Stated exercise: Repeat the whole listing below, word for word.

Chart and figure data
<<<<
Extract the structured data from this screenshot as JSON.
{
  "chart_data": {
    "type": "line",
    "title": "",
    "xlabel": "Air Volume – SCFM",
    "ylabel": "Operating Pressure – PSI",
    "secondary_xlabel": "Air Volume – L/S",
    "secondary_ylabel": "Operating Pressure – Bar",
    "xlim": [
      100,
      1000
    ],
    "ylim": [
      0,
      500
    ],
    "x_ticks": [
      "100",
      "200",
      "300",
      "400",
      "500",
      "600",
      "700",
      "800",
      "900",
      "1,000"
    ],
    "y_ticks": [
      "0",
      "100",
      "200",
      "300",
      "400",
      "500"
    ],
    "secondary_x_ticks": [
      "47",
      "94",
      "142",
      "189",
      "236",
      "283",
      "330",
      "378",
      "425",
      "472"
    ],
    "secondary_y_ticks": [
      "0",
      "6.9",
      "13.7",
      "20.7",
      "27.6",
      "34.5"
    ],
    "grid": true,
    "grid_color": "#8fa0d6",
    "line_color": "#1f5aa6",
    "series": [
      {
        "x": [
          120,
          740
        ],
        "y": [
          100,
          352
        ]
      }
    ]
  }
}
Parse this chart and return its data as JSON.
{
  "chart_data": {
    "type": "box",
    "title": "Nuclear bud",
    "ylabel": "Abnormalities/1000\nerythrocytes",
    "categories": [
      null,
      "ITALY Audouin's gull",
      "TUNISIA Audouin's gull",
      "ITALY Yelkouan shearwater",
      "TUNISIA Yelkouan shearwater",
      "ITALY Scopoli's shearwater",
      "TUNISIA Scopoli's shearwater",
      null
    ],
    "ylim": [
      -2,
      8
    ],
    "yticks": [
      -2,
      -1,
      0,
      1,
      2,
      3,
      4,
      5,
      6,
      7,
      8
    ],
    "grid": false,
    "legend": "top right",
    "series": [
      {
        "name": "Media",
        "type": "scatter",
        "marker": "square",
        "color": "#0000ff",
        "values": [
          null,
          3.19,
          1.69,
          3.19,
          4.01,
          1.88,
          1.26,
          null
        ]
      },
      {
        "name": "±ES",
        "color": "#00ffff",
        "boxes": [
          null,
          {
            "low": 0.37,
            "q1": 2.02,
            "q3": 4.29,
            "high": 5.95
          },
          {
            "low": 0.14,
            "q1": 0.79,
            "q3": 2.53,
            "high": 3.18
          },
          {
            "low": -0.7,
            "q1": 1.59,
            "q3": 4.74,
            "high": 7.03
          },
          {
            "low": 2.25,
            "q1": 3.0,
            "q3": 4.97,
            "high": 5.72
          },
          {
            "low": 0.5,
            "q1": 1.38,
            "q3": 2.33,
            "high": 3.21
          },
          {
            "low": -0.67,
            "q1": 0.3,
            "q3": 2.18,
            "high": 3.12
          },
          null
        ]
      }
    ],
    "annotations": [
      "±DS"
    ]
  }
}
>>>>
Exercise response:
Extract the structured data from this screenshot as JSON.
{
  "chart_data": {
    "type": "line",
    "title": "",
    "xlabel": "Air Volume – SCFM",
    "ylabel": "Operating Pressure – PSI",
    "secondary_xlabel": "Air Volume – L/S",
    "secondary_ylabel": "Operating Pressure – Bar",
    "xlim": [
      100,
      1000
    ],
    "ylim": [
      0,
      500
    ],
    "x_ticks": [
      "100",
      "200",
      "300",
      "400",
      "500",
      "600",
      "700",
      "800",
      "900",
      "1,000"
    ],
    "y_ticks": [
      "0",
      "100",
      "200",
      "300",
      "400",
      "500"
    ],
    "secondary_x_ticks": [
      "47",
      "94",
      "142",
      "189",
      "236",
      "283",
      "330",
      "378",
      "425",
      "472"
    ],
    "secondary_y_ticks": [
      "0",
      "6.9",
      "13.7",
      "20.7",
      "27.6",
      "34.5"
    ],
    "grid": true,
    "grid_color": "#8fa0d6",
    "line_color": "#1f5aa6",
    "series": [
      {
        "x": [
          120,
          740
        ],
        "y": [
          100,
          352
        ]
      }
    ]
  }
}
Parse this chart and return its data as JSON.
{
  "chart_data": {
    "type": "box",
    "title": "Nuclear bud",
    "ylabel": "Abnormalities/1000\nerythrocytes",
    "categories": [
      null,
      "ITALY Audouin's gull",
      "TUNISIA Audouin's gull",
      "ITALY Yelkouan shearwater",
      "TUNISIA Yelkouan shearwater",
      "ITALY Scopoli's shearwater",
      "TUNISIA Scopoli's shearwater",
      null
    ],
    "ylim": [
      -2,
      8
    ],
    "yticks": [
      -2,
      -1,
      0,
      1,
      2,
      3,
      4,
      5,
      6,
      7,
      8
    ],
    "grid": false,
    "legend": "top right",
    "series": [
      {
        "name": "Media",
        "type": "scatter",
        "marker": "square",
        "color": "#0000ff",
        "values": [
          null,
          3.19,
          1.69,
          3.19,
          4.01,
          1.88,
          1.26,
          null
        ]
      },
      {
        "name": "±ES",
        "color": "#00ffff",
        "boxes": [
          null,
          {
            "low": 0.37,
            "q1": 2.02,
            "q3": 4.29,
            "high": 5.95
          },
          {
            "low": 0.14,
            "q1": 0.79,
            "q3": 2.53,
            "high": 3.18
          },
          {
            "low": -0.7,
            "q1": 1.59,
            "q3": 4.74,
            "high": 7.03
          },
          {
            "low": 2.25,
            "q1": 3.0,
            "q3": 4.97,
            "high": 5.72
          },
          {
            "low": 0.5,
            "q1": 1.38,
            "q3": 2.33,
            "high": 3.21
          },
          {
            "low": -0.67,
            "q1": 0.3,
            "q3": 2.18,
            "high": 3.12
          },
          null
        ]
      }
    ],
    "annotations": [
      "±DS"
    ]
  }
}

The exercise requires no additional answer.